[Element location listings]
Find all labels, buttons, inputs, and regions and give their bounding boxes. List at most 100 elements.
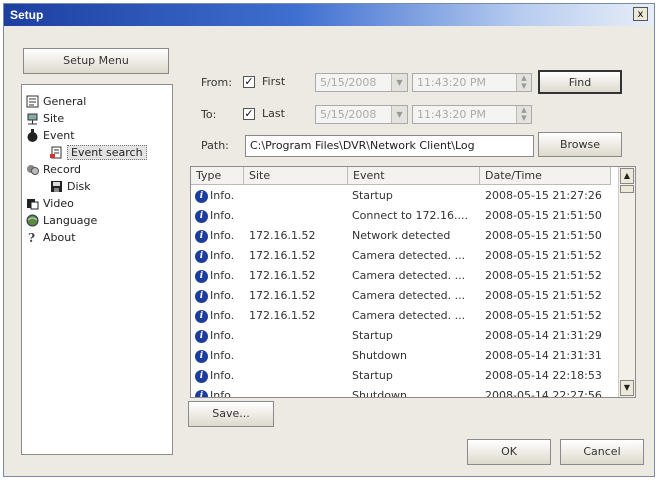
cancel-button[interactable]: Cancel [560,439,644,465]
table-row[interactable]: i Info. Shutdown 2008-05-14 22:27:56 [191,386,611,398]
type-text: Info. [210,329,235,342]
video-icon [26,197,39,210]
tree-label: Record [43,163,82,176]
tree-label: Event search [67,145,147,160]
event-cell: Shutdown [352,389,407,398]
tree-item-site[interactable]: Site [26,110,64,127]
info-icon: i [195,229,208,243]
event-cell: Network detected [352,229,451,242]
column-header-site[interactable]: Site [244,167,348,185]
last-checkbox[interactable]: ✓ [243,108,255,120]
event-cell: Shutdown [352,349,407,362]
table-row[interactable]: i Info. Shutdown 2008-05-14 21:31:31 [191,346,611,366]
event-log-table[interactable]: Type Site Event Date/Time i Info. Startup 2… [190,166,636,398]
datetime-cell: 2008-05-15 21:51:52 [485,249,602,262]
datetime-cell: 2008-05-15 21:51:52 [485,289,602,302]
tree-label: Language [43,214,98,227]
path-field[interactable]: C:\Program Files\DVR\Network Client\Log [245,135,534,157]
from-date-value: 5/15/2008 [320,76,377,89]
from-date-field[interactable]: 5/15/2008 ▼ [315,73,408,92]
find-button[interactable]: Find [538,70,622,94]
datetime-cell: 2008-05-14 22:27:56 [485,389,602,398]
browse-button[interactable]: Browse [538,132,622,157]
type-text: Info. [210,209,235,222]
to-date-field[interactable]: 5/15/2008 ▼ [315,105,408,124]
from-label: From: [201,76,232,89]
site-cell: 172.16.1.52 [249,269,316,282]
info-icon: i [195,369,208,383]
type-cell: i Info. [195,346,234,366]
first-checkbox[interactable]: ✓ [243,76,255,88]
type-text: Info. [210,249,235,262]
datetime-cell: 2008-05-15 21:27:26 [485,189,602,202]
type-cell: i Info. [195,266,234,286]
column-header-datetime[interactable]: Date/Time [480,167,611,185]
save-button[interactable]: Save... [188,401,274,427]
table-row[interactable]: i Info. 172.16.1.52 Camera detected. ... 200… [191,306,611,326]
title-bar[interactable]: Setup x [4,4,654,26]
from-time-spinner[interactable]: ▲ ▼ [516,74,531,91]
column-header-type[interactable]: Type [191,167,244,185]
site-cell: 172.16.1.52 [249,249,316,262]
event-cell: Camera detected. ... [352,269,466,282]
type-cell: i Info. [195,306,234,326]
tree-item-event[interactable]: Event [26,127,75,144]
to-label: To: [201,108,217,121]
column-header-event[interactable]: Event [348,167,480,185]
type-text: Info. [210,189,235,202]
tree-item-about[interactable]: ? About [26,229,76,246]
table-row[interactable]: i Info. Startup 2008-05-14 21:31:29 [191,326,611,346]
datetime-cell: 2008-05-14 22:18:53 [485,369,602,382]
info-icon: i [195,309,208,323]
table-row[interactable]: i Info. 172.16.1.52 Camera detected. ... 200… [191,246,611,266]
spin-down-icon[interactable]: ▼ [517,114,531,122]
spin-up-icon[interactable]: ▲ [517,74,531,82]
tree-item-event-search[interactable]: Event search [50,144,147,161]
to-time-spinner[interactable]: ▲ ▼ [516,106,531,123]
tree-item-video[interactable]: Video [26,195,74,212]
tree-item-general[interactable]: General [26,93,86,110]
table-row[interactable]: i Info. Connect to 172.16.... 2008-05-15 21… [191,206,611,226]
event-search-icon [50,146,63,159]
scroll-down-icon[interactable]: ▼ [620,380,634,396]
from-time-field[interactable]: 11:43:20 PM ▲ ▼ [412,73,532,92]
setup-menu-button[interactable]: Setup Menu [23,48,169,74]
spin-down-icon[interactable]: ▼ [517,82,531,90]
datetime-cell: 2008-05-14 21:31:29 [485,329,602,342]
to-date-value: 5/15/2008 [320,108,377,121]
type-cell: i Info. [195,366,234,386]
table-row[interactable]: i Info. 172.16.1.52 Camera detected. ... 200… [191,286,611,306]
tree-item-record[interactable]: Record [26,161,81,178]
spin-up-icon[interactable]: ▲ [517,106,531,114]
scroll-up-icon[interactable]: ▲ [620,168,634,184]
close-button[interactable]: x [633,7,648,21]
datetime-cell: 2008-05-14 21:31:31 [485,349,602,362]
site-icon [26,112,39,125]
table-row[interactable]: i Info. 172.16.1.52 Camera detected. ... 200… [191,266,611,286]
chevron-down-icon[interactable]: ▼ [391,74,407,91]
vertical-scrollbar[interactable]: ▲ ▼ [618,167,635,397]
table-row[interactable]: i Info. Startup 2008-05-15 21:27:26 [191,186,611,206]
scroll-thumb[interactable] [620,185,634,193]
to-time-value: 11:43:20 PM [417,108,487,121]
tree-item-language[interactable]: Language [26,212,97,229]
tree-item-disk[interactable]: Disk [50,178,91,195]
event-cell: Connect to 172.16.... [352,209,468,222]
type-text: Info. [210,369,235,382]
table-row[interactable]: i Info. Startup 2008-05-14 22:18:53 [191,366,611,386]
type-cell: i Info. [195,226,234,246]
language-icon [26,214,39,227]
ok-button[interactable]: OK [467,439,551,465]
to-time-field[interactable]: 11:43:20 PM ▲ ▼ [412,105,532,124]
type-cell: i Info. [195,286,234,306]
info-icon: i [195,329,208,343]
tree-label: Event [43,129,75,142]
tree-label: General [43,95,87,108]
type-text: Info. [210,229,235,242]
type-cell: i Info. [195,206,234,226]
chevron-down-icon[interactable]: ▼ [391,106,407,123]
setup-tree[interactable]: General Site Event Event search Record D [21,84,173,455]
info-icon: i [195,209,208,223]
event-cell: Camera detected. ... [352,249,466,262]
table-row[interactable]: i Info. 172.16.1.52 Network detected 2008-05… [191,226,611,246]
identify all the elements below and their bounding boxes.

WRITTEN PROBLEM: Reproduce every one of the records above verbatim, omitting the pictures.

FULL SOLUTION:
Find all labels, buttons, inputs, and regions and give their bounding boxes. List at most 100 elements.
cancel-button[interactable]: Cancel [560,439,644,465]
table-row[interactable]: i Info. Shutdown 2008-05-14 22:27:56 [191,386,611,398]
type-text: Info. [210,329,235,342]
video-icon [26,197,39,210]
tree-label: Record [43,163,82,176]
tree-label: Event search [67,145,147,160]
event-cell: Shutdown [352,389,407,398]
tree-item-site[interactable]: Site [26,110,64,127]
info-icon: i [195,229,208,243]
event-cell: Network detected [352,229,451,242]
column-header-site[interactable]: Site [244,167,348,185]
last-checkbox[interactable]: ✓ [243,108,255,120]
event-cell: Shutdown [352,349,407,362]
table-row[interactable]: i Info. Shutdown 2008-05-14 21:31:31 [191,346,611,366]
event-log-table[interactable]: Type Site Event Date/Time i Info. Startup 2… [190,166,636,398]
datetime-cell: 2008-05-15 21:51:52 [485,249,602,262]
datetime-cell: 2008-05-15 21:51:52 [485,289,602,302]
tree-label: Language [43,214,98,227]
path-field[interactable]: C:\Program Files\DVR\Network Client\Log [245,135,534,157]
from-date-value: 5/15/2008 [320,76,377,89]
from-date-field[interactable]: 5/15/2008 ▼ [315,73,408,92]
find-button[interactable]: Find [538,70,622,94]
datetime-cell: 2008-05-14 22:27:56 [485,389,602,398]
browse-button[interactable]: Browse [538,132,622,157]
type-text: Info. [210,209,235,222]
to-date-field[interactable]: 5/15/2008 ▼ [315,105,408,124]
from-label: From: [201,76,232,89]
site-cell: 172.16.1.52 [249,269,316,282]
info-icon: i [195,369,208,383]
type-cell: i Info. [195,346,234,366]
first-checkbox[interactable]: ✓ [243,76,255,88]
type-text: Info. [210,249,235,262]
datetime-cell: 2008-05-15 21:27:26 [485,189,602,202]
type-cell: i Info. [195,266,234,286]
column-header-datetime[interactable]: Date/Time [480,167,611,185]
save-button[interactable]: Save... [188,401,274,427]
table-row[interactable]: i Info. 172.16.1.52 Camera detected. ... 200… [191,306,611,326]
title-bar[interactable]: Setup x [4,4,654,26]
from-time-spinner[interactable]: ▲ ▼ [516,74,531,91]
column-header-type[interactable]: Type [191,167,244,185]
site-cell: 172.16.1.52 [249,249,316,262]
event-cell: Camera detected. ... [352,269,466,282]
type-cell: i Info. [195,306,234,326]
tree-item-event[interactable]: Event [26,127,75,144]
to-label: To: [201,108,217,121]
column-header-event[interactable]: Event [348,167,480,185]
type-text: Info. [210,189,235,202]
tree-item-about[interactable]: ? About [26,229,76,246]
table-row[interactable]: i Info. Startup 2008-05-14 21:31:29 [191,326,611,346]
datetime-cell: 2008-05-14 22:18:53 [485,369,602,382]
info-icon: i [195,309,208,323]
table-row[interactable]: i Info. 172.16.1.52 Camera detected. ... 200… [191,246,611,266]
spin-down-icon[interactable]: ▼ [517,114,531,122]
spin-up-icon[interactable]: ▲ [517,74,531,82]
tree-item-event-search[interactable]: Event search [50,144,147,161]
to-time-spinner[interactable]: ▲ ▼ [516,106,531,123]
tree-item-video[interactable]: Video [26,195,74,212]
tree-item-general[interactable]: General [26,93,86,110]
table-row[interactable]: i Info. Connect to 172.16.... 2008-05-15 21… [191,206,611,226]
event-search-icon [50,146,63,159]
scroll-down-icon[interactable]: ▼ [620,380,634,396]
from-time-field[interactable]: 11:43:20 PM ▲ ▼ [412,73,532,92]
setup-menu-button[interactable]: Setup Menu [23,48,169,74]
spin-down-icon[interactable]: ▼ [517,82,531,90]
datetime-cell: 2008-05-14 21:31:29 [485,329,602,342]
to-date-value: 5/15/2008 [320,108,377,121]
type-cell: i Info. [195,366,234,386]
table-row[interactable]: i Info. 172.16.1.52 Camera detected. ... 200… [191,286,611,306]
tree-item-record[interactable]: Record [26,161,81,178]
spin-up-icon[interactable]: ▲ [517,106,531,114]
scroll-up-icon[interactable]: ▲ [620,168,634,184]
close-button[interactable]: x [633,7,648,21]
datetime-cell: 2008-05-14 21:31:31 [485,349,602,362]
site-icon [26,112,39,125]
table-row[interactable]: i Info. 172.16.1.52 Camera detected. ... 200… [191,266,611,286]
chevron-down-icon[interactable]: ▼ [391,74,407,91]
vertical-scrollbar[interactable]: ▲ ▼ [618,167,635,397]
table-row[interactable]: i Info. Startup 2008-05-15 21:27:26 [191,186,611,206]
scroll-thumb[interactable] [620,185,634,193]
to-time-value: 11:43:20 PM [417,108,487,121]
tree-item-language[interactable]: Language [26,212,97,229]
tree-item-disk[interactable]: Disk [50,178,91,195]
event-cell: Connect to 172.16.... [352,209,468,222]
type-text: Info. [210,369,235,382]
table-row[interactable]: i Info. Startup 2008-05-14 22:18:53 [191,366,611,386]
type-cell: i Info. [195,226,234,246]
language-icon [26,214,39,227]
ok-button[interactable]: OK [467,439,551,465]
to-time-field[interactable]: 11:43:20 PM ▲ ▼ [412,105,532,124]
type-cell: i Info. [195,286,234,306]
info-icon: i [195,329,208,343]
tree-label: Event [43,129,75,142]
tree-label: General [43,95,87,108]
type-text: Info. [210,229,235,242]
type-cell: i Info. [195,206,234,226]
chevron-down-icon[interactable]: ▼ [391,106,407,123]
setup-tree[interactable]: General Site Event Event search Record D [21,84,173,455]
info-icon: i [195,209,208,223]
event-cell: Camera detected. ... [352,249,466,262]
table-row[interactable]: i Info. 172.16.1.52 Network detected 2008-05… [191,226,611,246]
identify all the elements below and their bounding boxes.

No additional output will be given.